-- RECORD EXCERPTS start --

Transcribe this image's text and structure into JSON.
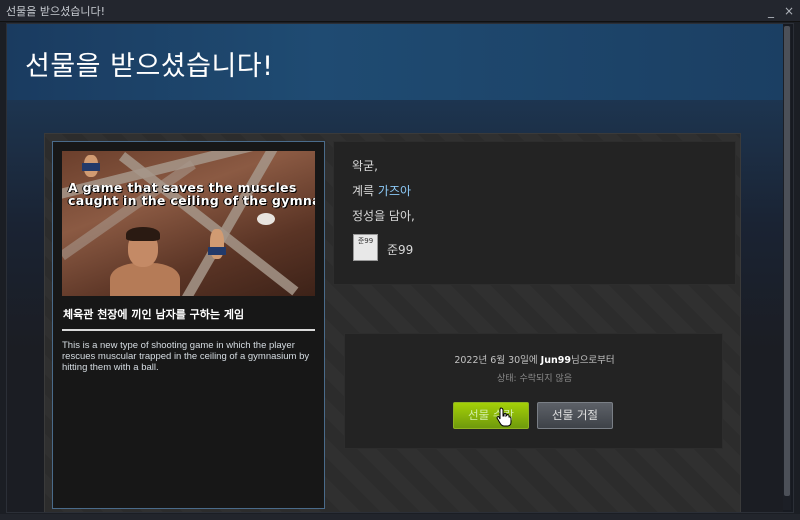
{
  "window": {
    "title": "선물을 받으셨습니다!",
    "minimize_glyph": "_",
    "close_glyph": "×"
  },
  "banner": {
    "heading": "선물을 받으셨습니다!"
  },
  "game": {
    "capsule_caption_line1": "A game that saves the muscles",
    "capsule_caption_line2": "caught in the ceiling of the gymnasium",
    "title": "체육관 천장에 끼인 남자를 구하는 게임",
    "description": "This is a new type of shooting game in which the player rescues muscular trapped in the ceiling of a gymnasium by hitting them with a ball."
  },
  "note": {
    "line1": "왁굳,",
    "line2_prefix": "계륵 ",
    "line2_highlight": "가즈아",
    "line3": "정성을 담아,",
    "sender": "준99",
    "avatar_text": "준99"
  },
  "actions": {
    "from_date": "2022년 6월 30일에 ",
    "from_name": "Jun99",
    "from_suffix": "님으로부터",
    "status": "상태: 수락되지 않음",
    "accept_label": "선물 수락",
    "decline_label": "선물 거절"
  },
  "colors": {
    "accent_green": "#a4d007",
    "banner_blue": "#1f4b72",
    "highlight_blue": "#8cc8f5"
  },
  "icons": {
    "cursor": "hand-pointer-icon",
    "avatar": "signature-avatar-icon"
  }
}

-- RECORD EXCERPTS end --

# EXERCISE DETAILS
Transcribe every record above exactly, leaving out the pictures.

# SOLUTION TO THIS TASK
Transcribe this image's text and structure into JSON.
{
  "window": {
    "title": "선물을 받으셨습니다!",
    "minimize_glyph": "_",
    "close_glyph": "×"
  },
  "banner": {
    "heading": "선물을 받으셨습니다!"
  },
  "game": {
    "capsule_caption_line1": "A game that saves the muscles",
    "capsule_caption_line2": "caught in the ceiling of the gymnasium",
    "title": "체육관 천장에 끼인 남자를 구하는 게임",
    "description": "This is a new type of shooting game in which the player rescues muscular trapped in the ceiling of a gymnasium by hitting them with a ball."
  },
  "note": {
    "line1": "왁굳,",
    "line2_prefix": "계륵 ",
    "line2_highlight": "가즈아",
    "line3": "정성을 담아,",
    "sender": "준99",
    "avatar_text": "준99"
  },
  "actions": {
    "from_date": "2022년 6월 30일에 ",
    "from_name": "Jun99",
    "from_suffix": "님으로부터",
    "status": "상태: 수락되지 않음",
    "accept_label": "선물 수락",
    "decline_label": "선물 거절"
  },
  "colors": {
    "accent_green": "#a4d007",
    "banner_blue": "#1f4b72",
    "highlight_blue": "#8cc8f5"
  },
  "icons": {
    "cursor": "hand-pointer-icon",
    "avatar": "signature-avatar-icon"
  }
}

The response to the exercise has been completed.